Wherever the word "descrizione" appears in the entries, copy the whole line.
====
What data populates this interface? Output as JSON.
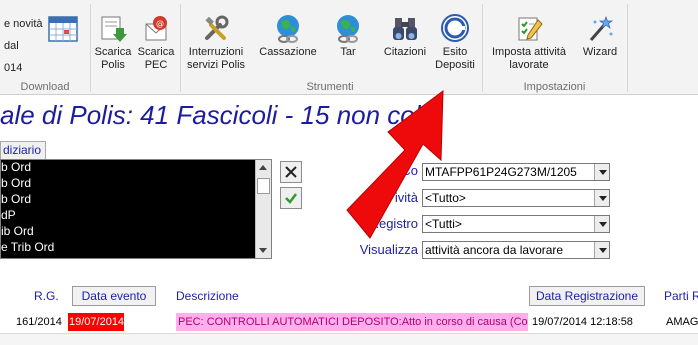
{
  "ribbon": {
    "left_items": [
      "e novità",
      "dal",
      "014"
    ],
    "groups": {
      "download": "Download",
      "strumenti": "Strumenti",
      "impostazioni": "Impostazioni"
    },
    "buttons": {
      "scarica_polis": "Scarica Polis",
      "scarica_pec": "Scarica PEC",
      "interruzioni": "Interruzioni servizi Polis",
      "cassazione": "Cassazione",
      "tar": "Tar",
      "citazioni": "Citazioni",
      "esito_depositi": "Esito Depositi",
      "imposta_attivita": "Imposta attività lavorate",
      "wizard": "Wizard"
    }
  },
  "title": "ale di Polis: 41 Fascicoli - 15 non colle",
  "courts": {
    "tab_label": "diziario",
    "items": [
      "b Ord",
      "b Ord",
      "b Ord",
      "dP",
      "ib Ord",
      "e Trib Ord"
    ]
  },
  "filters": {
    "contatto_label": "Co",
    "contatto_value": "MTAFPP61P24G273M/1205",
    "attivita_label": "ività",
    "attivita_value": "<Tutto>",
    "registro_label": "Registro",
    "registro_value": "<Tutti>",
    "visualizza_label": "Visualizza",
    "visualizza_value": "attività ancora da lavorare"
  },
  "table": {
    "headers": {
      "rg": "R.G.",
      "data_evento": "Data evento",
      "descrizione": "Descrizione",
      "data_registrazione": "Data Registrazione",
      "parti": "Parti R"
    },
    "rows": [
      {
        "rg": "161/2014",
        "data_evento": "19/07/2014",
        "descrizione": "PEC: CONTROLLI AUTOMATICI DEPOSITO:Atto in corso di causa (Conten",
        "data_registrazione": "19/07/2014 12:18:58",
        "parti": "AMAG"
      }
    ]
  },
  "colors": {
    "accent_blue": "#1c1c9e",
    "highlight_red": "#ff0000",
    "highlight_pink": "#ffb0ec",
    "arrow_red": "#ee0a0a"
  },
  "icons": [
    "calendar-grid-icon",
    "download-polis-icon",
    "pec-mail-icon",
    "tools-icon",
    "globe-chain-icon",
    "globe-chain-icon",
    "binoculars-icon",
    "giustizia-logo-icon",
    "checklist-pencil-icon",
    "magic-wand-icon"
  ]
}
====
Result of this task →
      "descrizione": "Descrizione",
        "descrizione": "PEC: CONTROLLI AUTOMATICI DEPOSITO:Atto in corso di causa (Conten",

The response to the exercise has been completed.